__THE PROBLEM__: Transcribe every line, keeping it exact.

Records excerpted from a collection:

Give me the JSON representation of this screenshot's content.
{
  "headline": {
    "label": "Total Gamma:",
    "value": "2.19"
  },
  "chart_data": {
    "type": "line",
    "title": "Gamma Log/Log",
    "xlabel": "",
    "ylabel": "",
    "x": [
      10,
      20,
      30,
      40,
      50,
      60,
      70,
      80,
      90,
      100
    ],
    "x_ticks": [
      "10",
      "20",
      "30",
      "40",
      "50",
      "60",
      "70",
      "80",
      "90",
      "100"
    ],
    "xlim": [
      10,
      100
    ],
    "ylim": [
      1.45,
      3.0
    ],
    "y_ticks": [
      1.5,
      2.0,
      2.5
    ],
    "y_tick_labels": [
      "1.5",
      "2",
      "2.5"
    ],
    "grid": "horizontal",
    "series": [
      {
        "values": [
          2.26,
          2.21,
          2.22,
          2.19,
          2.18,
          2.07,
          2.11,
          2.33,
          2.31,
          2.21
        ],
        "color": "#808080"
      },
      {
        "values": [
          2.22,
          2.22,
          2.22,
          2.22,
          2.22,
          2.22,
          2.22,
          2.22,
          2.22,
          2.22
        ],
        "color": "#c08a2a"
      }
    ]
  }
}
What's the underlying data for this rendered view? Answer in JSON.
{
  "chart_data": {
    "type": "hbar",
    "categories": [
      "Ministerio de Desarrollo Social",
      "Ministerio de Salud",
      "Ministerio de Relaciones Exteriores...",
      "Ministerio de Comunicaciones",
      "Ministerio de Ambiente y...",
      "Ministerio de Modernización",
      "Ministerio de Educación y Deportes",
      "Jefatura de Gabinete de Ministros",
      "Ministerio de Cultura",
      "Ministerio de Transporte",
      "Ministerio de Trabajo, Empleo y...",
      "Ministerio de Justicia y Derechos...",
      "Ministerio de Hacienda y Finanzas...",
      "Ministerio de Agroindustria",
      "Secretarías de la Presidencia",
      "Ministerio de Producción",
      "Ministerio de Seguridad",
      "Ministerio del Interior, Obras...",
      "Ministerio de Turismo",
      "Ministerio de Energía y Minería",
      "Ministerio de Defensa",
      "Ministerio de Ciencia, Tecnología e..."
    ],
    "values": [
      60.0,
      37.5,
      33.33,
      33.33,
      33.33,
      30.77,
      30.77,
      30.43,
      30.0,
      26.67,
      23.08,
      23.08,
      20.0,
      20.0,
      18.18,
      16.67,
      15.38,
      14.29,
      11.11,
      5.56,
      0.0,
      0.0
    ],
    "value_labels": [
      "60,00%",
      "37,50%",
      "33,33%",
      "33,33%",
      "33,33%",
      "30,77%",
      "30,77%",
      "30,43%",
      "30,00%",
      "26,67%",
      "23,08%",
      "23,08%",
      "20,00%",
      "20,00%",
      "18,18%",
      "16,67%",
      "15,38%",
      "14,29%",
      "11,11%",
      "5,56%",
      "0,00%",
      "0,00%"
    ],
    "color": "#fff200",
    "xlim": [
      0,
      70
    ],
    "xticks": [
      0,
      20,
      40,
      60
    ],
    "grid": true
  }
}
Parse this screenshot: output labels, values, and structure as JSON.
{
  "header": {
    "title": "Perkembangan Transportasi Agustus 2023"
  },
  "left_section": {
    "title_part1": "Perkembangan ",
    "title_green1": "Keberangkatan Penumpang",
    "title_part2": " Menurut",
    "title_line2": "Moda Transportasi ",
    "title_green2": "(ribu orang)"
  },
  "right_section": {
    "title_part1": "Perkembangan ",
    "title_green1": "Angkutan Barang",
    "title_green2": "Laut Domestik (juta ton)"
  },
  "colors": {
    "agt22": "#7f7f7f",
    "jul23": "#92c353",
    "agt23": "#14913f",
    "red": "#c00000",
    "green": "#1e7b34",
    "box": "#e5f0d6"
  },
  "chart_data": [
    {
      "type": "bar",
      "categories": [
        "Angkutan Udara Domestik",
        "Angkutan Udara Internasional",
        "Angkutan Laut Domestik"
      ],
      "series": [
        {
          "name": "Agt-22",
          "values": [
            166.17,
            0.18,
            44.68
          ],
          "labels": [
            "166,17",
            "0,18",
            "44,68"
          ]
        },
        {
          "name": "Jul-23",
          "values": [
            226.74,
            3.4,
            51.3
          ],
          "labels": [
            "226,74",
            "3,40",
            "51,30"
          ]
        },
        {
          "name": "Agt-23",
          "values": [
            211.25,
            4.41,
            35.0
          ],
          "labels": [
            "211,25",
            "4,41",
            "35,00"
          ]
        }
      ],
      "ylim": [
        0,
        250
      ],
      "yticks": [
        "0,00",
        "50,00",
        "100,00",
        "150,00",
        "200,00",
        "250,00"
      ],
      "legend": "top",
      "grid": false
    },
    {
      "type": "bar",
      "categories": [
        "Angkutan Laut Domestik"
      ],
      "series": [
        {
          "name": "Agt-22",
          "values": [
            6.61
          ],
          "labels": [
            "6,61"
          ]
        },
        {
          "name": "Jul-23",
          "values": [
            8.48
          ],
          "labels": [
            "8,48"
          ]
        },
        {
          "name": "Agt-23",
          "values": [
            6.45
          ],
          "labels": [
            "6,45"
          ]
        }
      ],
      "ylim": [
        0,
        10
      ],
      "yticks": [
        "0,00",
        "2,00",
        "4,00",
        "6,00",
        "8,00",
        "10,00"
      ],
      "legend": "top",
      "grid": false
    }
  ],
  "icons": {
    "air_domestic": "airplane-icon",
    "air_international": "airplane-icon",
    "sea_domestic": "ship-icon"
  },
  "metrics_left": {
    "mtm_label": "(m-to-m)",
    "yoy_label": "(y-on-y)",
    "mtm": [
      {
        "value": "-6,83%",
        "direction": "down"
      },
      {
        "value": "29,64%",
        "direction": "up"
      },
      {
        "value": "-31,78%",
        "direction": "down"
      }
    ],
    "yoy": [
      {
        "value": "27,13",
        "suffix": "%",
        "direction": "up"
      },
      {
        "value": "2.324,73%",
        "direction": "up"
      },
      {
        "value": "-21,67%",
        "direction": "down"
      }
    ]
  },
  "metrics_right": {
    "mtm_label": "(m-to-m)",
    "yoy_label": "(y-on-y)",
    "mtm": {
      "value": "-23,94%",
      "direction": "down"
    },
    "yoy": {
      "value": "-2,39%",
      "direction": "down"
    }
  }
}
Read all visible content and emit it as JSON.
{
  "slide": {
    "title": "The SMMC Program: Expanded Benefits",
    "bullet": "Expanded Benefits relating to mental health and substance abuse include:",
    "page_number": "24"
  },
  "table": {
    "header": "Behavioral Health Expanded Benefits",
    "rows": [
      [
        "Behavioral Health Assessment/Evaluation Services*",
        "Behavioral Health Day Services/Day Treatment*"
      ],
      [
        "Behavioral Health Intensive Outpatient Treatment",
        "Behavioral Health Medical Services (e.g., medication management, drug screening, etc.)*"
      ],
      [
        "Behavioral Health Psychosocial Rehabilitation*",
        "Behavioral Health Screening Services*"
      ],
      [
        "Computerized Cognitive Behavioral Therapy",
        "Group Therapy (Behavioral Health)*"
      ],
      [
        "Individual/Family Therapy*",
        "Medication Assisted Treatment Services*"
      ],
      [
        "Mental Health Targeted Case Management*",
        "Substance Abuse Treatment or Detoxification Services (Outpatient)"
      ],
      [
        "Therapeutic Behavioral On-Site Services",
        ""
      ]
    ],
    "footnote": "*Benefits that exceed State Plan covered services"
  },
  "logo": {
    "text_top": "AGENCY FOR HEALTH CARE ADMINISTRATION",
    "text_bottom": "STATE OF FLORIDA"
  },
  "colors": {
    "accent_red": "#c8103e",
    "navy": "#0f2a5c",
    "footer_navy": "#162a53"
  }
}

__WRITTEN SOLUTION__:
Give me the JSON representation of this screenshot's content.
{
  "headline": {
    "label": "Total Gamma:",
    "value": "2.19"
  },
  "chart_data": {
    "type": "line",
    "title": "Gamma Log/Log",
    "xlabel": "",
    "ylabel": "",
    "x": [
      10,
      20,
      30,
      40,
      50,
      60,
      70,
      80,
      90,
      100
    ],
    "x_ticks": [
      "10",
      "20",
      "30",
      "40",
      "50",
      "60",
      "70",
      "80",
      "90",
      "100"
    ],
    "xlim": [
      10,
      100
    ],
    "ylim": [
      1.45,
      3.0
    ],
    "y_ticks": [
      1.5,
      2.0,
      2.5
    ],
    "y_tick_labels": [
      "1.5",
      "2",
      "2.5"
    ],
    "grid": "horizontal",
    "series": [
      {
        "values": [
          2.26,
          2.21,
          2.22,
          2.19,
          2.18,
          2.07,
          2.11,
          2.33,
          2.31,
          2.21
        ],
        "color": "#808080"
      },
      {
        "values": [
          2.22,
          2.22,
          2.22,
          2.22,
          2.22,
          2.22,
          2.22,
          2.22,
          2.22,
          2.22
        ],
        "color": "#c08a2a"
      }
    ]
  }
}
What's the underlying data for this rendered view? Answer in JSON.
{
  "chart_data": {
    "type": "hbar",
    "categories": [
      "Ministerio de Desarrollo Social",
      "Ministerio de Salud",
      "Ministerio de Relaciones Exteriores...",
      "Ministerio de Comunicaciones",
      "Ministerio de Ambiente y...",
      "Ministerio de Modernización",
      "Ministerio de Educación y Deportes",
      "Jefatura de Gabinete de Ministros",
      "Ministerio de Cultura",
      "Ministerio de Transporte",
      "Ministerio de Trabajo, Empleo y...",
      "Ministerio de Justicia y Derechos...",
      "Ministerio de Hacienda y Finanzas...",
      "Ministerio de Agroindustria",
      "Secretarías de la Presidencia",
      "Ministerio de Producción",
      "Ministerio de Seguridad",
      "Ministerio del Interior, Obras...",
      "Ministerio de Turismo",
      "Ministerio de Energía y Minería",
      "Ministerio de Defensa",
      "Ministerio de Ciencia, Tecnología e..."
    ],
    "values": [
      60.0,
      37.5,
      33.33,
      33.33,
      33.33,
      30.77,
      30.77,
      30.43,
      30.0,
      26.67,
      23.08,
      23.08,
      20.0,
      20.0,
      18.18,
      16.67,
      15.38,
      14.29,
      11.11,
      5.56,
      0.0,
      0.0
    ],
    "value_labels": [
      "60,00%",
      "37,50%",
      "33,33%",
      "33,33%",
      "33,33%",
      "30,77%",
      "30,77%",
      "30,43%",
      "30,00%",
      "26,67%",
      "23,08%",
      "23,08%",
      "20,00%",
      "20,00%",
      "18,18%",
      "16,67%",
      "15,38%",
      "14,29%",
      "11,11%",
      "5,56%",
      "0,00%",
      "0,00%"
    ],
    "color": "#fff200",
    "xlim": [
      0,
      70
    ],
    "xticks": [
      0,
      20,
      40,
      60
    ],
    "grid": true
  }
}
Parse this screenshot: output labels, values, and structure as JSON.
{
  "header": {
    "title": "Perkembangan Transportasi Agustus 2023"
  },
  "left_section": {
    "title_part1": "Perkembangan ",
    "title_green1": "Keberangkatan Penumpang",
    "title_part2": " Menurut",
    "title_line2": "Moda Transportasi ",
    "title_green2": "(ribu orang)"
  },
  "right_section": {
    "title_part1": "Perkembangan ",
    "title_green1": "Angkutan Barang",
    "title_green2": "Laut Domestik (juta ton)"
  },
  "colors": {
    "agt22": "#7f7f7f",
    "jul23": "#92c353",
    "agt23": "#14913f",
    "red": "#c00000",
    "green": "#1e7b34",
    "box": "#e5f0d6"
  },
  "chart_data": [
    {
      "type": "bar",
      "categories": [
        "Angkutan Udara Domestik",
        "Angkutan Udara Internasional",
        "Angkutan Laut Domestik"
      ],
      "series": [
        {
          "name": "Agt-22",
          "values": [
            166.17,
            0.18,
            44.68
          ],
          "labels": [
            "166,17",
            "0,18",
            "44,68"
          ]
        },
        {
          "name": "Jul-23",
          "values": [
            226.74,
            3.4,
            51.3
          ],
          "labels": [
            "226,74",
            "3,40",
            "51,30"
          ]
        },
        {
          "name": "Agt-23",
          "values": [
            211.25,
            4.41,
            35.0
          ],
          "labels": [
            "211,25",
            "4,41",
            "35,00"
          ]
        }
      ],
      "ylim": [
        0,
        250
      ],
      "yticks": [
        "0,00",
        "50,00",
        "100,00",
        "150,00",
        "200,00",
        "250,00"
      ],
      "legend": "top",
      "grid": false
    },
    {
      "type": "bar",
      "categories": [
        "Angkutan Laut Domestik"
      ],
      "series": [
        {
          "name": "Agt-22",
          "values": [
            6.61
          ],
          "labels": [
            "6,61"
          ]
        },
        {
          "name": "Jul-23",
          "values": [
            8.48
          ],
          "labels": [
            "8,48"
          ]
        },
        {
          "name": "Agt-23",
          "values": [
            6.45
          ],
          "labels": [
            "6,45"
          ]
        }
      ],
      "ylim": [
        0,
        10
      ],
      "yticks": [
        "0,00",
        "2,00",
        "4,00",
        "6,00",
        "8,00",
        "10,00"
      ],
      "legend": "top",
      "grid": false
    }
  ],
  "icons": {
    "air_domestic": "airplane-icon",
    "air_international": "airplane-icon",
    "sea_domestic": "ship-icon"
  },
  "metrics_left": {
    "mtm_label": "(m-to-m)",
    "yoy_label": "(y-on-y)",
    "mtm": [
      {
        "value": "-6,83%",
        "direction": "down"
      },
      {
        "value": "29,64%",
        "direction": "up"
      },
      {
        "value": "-31,78%",
        "direction": "down"
      }
    ],
    "yoy": [
      {
        "value": "27,13",
        "suffix": "%",
        "direction": "up"
      },
      {
        "value": "2.324,73%",
        "direction": "up"
      },
      {
        "value": "-21,67%",
        "direction": "down"
      }
    ]
  },
  "metrics_right": {
    "mtm_label": "(m-to-m)",
    "yoy_label": "(y-on-y)",
    "mtm": {
      "value": "-23,94%",
      "direction": "down"
    },
    "yoy": {
      "value": "-2,39%",
      "direction": "down"
    }
  }
}
Read all visible content and emit it as JSON.
{
  "slide": {
    "title": "The SMMC Program: Expanded Benefits",
    "bullet": "Expanded Benefits relating to mental health and substance abuse include:",
    "page_number": "24"
  },
  "table": {
    "header": "Behavioral Health Expanded Benefits",
    "rows": [
      [
        "Behavioral Health Assessment/Evaluation Services*",
        "Behavioral Health Day Services/Day Treatment*"
      ],
      [
        "Behavioral Health Intensive Outpatient Treatment",
        "Behavioral Health Medical Services (e.g., medication management, drug screening, etc.)*"
      ],
      [
        "Behavioral Health Psychosocial Rehabilitation*",
        "Behavioral Health Screening Services*"
      ],
      [
        "Computerized Cognitive Behavioral Therapy",
        "Group Therapy (Behavioral Health)*"
      ],
      [
        "Individual/Family Therapy*",
        "Medication Assisted Treatment Services*"
      ],
      [
        "Mental Health Targeted Case Management*",
        "Substance Abuse Treatment or Detoxification Services (Outpatient)"
      ],
      [
        "Therapeutic Behavioral On-Site Services",
        ""
      ]
    ],
    "footnote": "*Benefits that exceed State Plan covered services"
  },
  "logo": {
    "text_top": "AGENCY FOR HEALTH CARE ADMINISTRATION",
    "text_bottom": "STATE OF FLORIDA"
  },
  "colors": {
    "accent_red": "#c8103e",
    "navy": "#0f2a5c",
    "footer_navy": "#162a53"
  }
}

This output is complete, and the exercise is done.